[AIM OF THE TASK] Pictures are not part of the copy; repeat everything else in the records exactly.

----------------------------------------

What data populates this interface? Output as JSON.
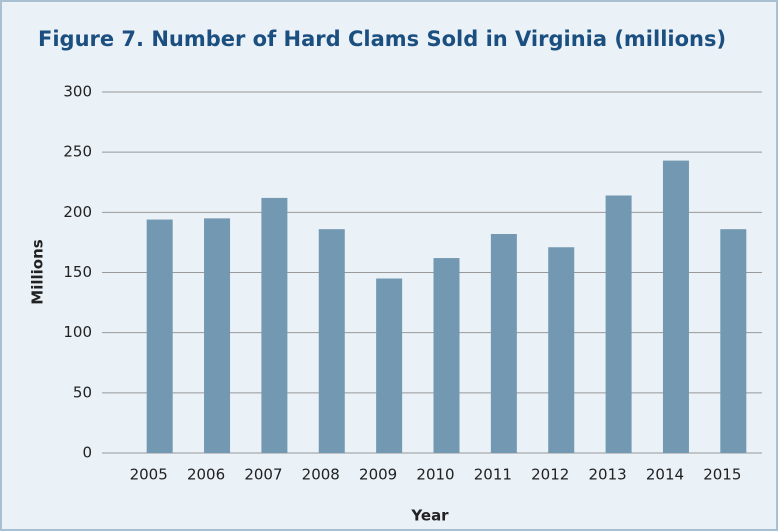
{
  "chart_data": {
    "type": "bar",
    "title": "Figure 7. Number of Hard Clams Sold in Virginia (millions)",
    "x_label": "Year",
    "y_label": "Millions",
    "categories": [
      "2005",
      "2006",
      "2007",
      "2008",
      "2009",
      "2010",
      "2011",
      "2012",
      "2013",
      "2014",
      "2015"
    ],
    "values": [
      194,
      195,
      212,
      186,
      145,
      162,
      182,
      171,
      214,
      243,
      186
    ],
    "color": "#7399b2",
    "ylim": [
      0,
      300
    ],
    "yticks": [
      0,
      50,
      100,
      150,
      200,
      250,
      300
    ],
    "grid": true
  }
}
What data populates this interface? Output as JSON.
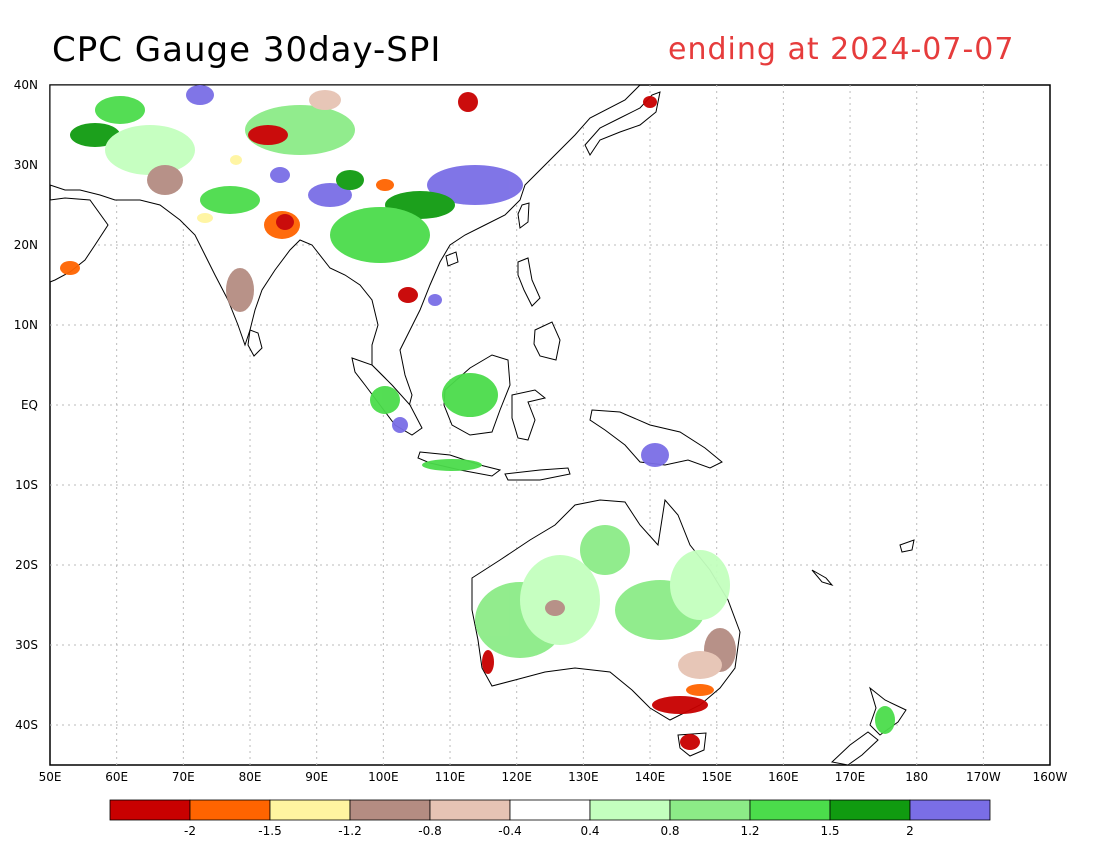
{
  "title": "CPC Gauge 30day-SPI",
  "subtitle": "ending at 2024-07-07",
  "lat_labels": [
    "40N",
    "30N",
    "20N",
    "10N",
    "EQ",
    "10S",
    "20S",
    "30S",
    "40S"
  ],
  "lon_labels": [
    "50E",
    "60E",
    "70E",
    "80E",
    "90E",
    "100E",
    "110E",
    "120E",
    "130E",
    "140E",
    "150E",
    "160E",
    "170E",
    "180",
    "170W",
    "160W"
  ],
  "legend": {
    "colors": [
      "#c80000",
      "#ff6400",
      "#fff5a0",
      "#b48c82",
      "#e6c3b4",
      "#ffffff",
      "#c3ffbe",
      "#8ceb87",
      "#4bdc4b",
      "#109b10",
      "#7a6ee6"
    ],
    "labels": [
      "-2",
      "-1.5",
      "-1.2",
      "-0.8",
      "-0.4",
      "0.4",
      "0.8",
      "1.2",
      "1.5",
      "2"
    ]
  }
}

----------------------------------------

[SOLUTION BELOW]
What data populates this interface? Output as JSON.
{
  "chart_data": {
    "type": "bar",
    "title": "Figure 7. Number of Hard Clams Sold in Virginia (millions)",
    "x_label": "Year",
    "y_label": "Millions",
    "categories": [
      "2005",
      "2006",
      "2007",
      "2008",
      "2009",
      "2010",
      "2011",
      "2012",
      "2013",
      "2014",
      "2015"
    ],
    "values": [
      194,
      195,
      212,
      186,
      145,
      162,
      182,
      171,
      214,
      243,
      186
    ],
    "color": "#7399b2",
    "ylim": [
      0,
      300
    ],
    "yticks": [
      0,
      50,
      100,
      150,
      200,
      250,
      300
    ],
    "grid": true
  }
}
What data populates this interface? Output as JSON.
{
  "title": "CPC Gauge 30day-SPI",
  "subtitle": "ending at 2024-07-07",
  "lat_labels": [
    "40N",
    "30N",
    "20N",
    "10N",
    "EQ",
    "10S",
    "20S",
    "30S",
    "40S"
  ],
  "lon_labels": [
    "50E",
    "60E",
    "70E",
    "80E",
    "90E",
    "100E",
    "110E",
    "120E",
    "130E",
    "140E",
    "150E",
    "160E",
    "170E",
    "180",
    "170W",
    "160W"
  ],
  "legend": {
    "colors": [
      "#c80000",
      "#ff6400",
      "#fff5a0",
      "#b48c82",
      "#e6c3b4",
      "#ffffff",
      "#c3ffbe",
      "#8ceb87",
      "#4bdc4b",
      "#109b10",
      "#7a6ee6"
    ],
    "labels": [
      "-2",
      "-1.5",
      "-1.2",
      "-0.8",
      "-0.4",
      "0.4",
      "0.8",
      "1.2",
      "1.5",
      "2"
    ]
  }
}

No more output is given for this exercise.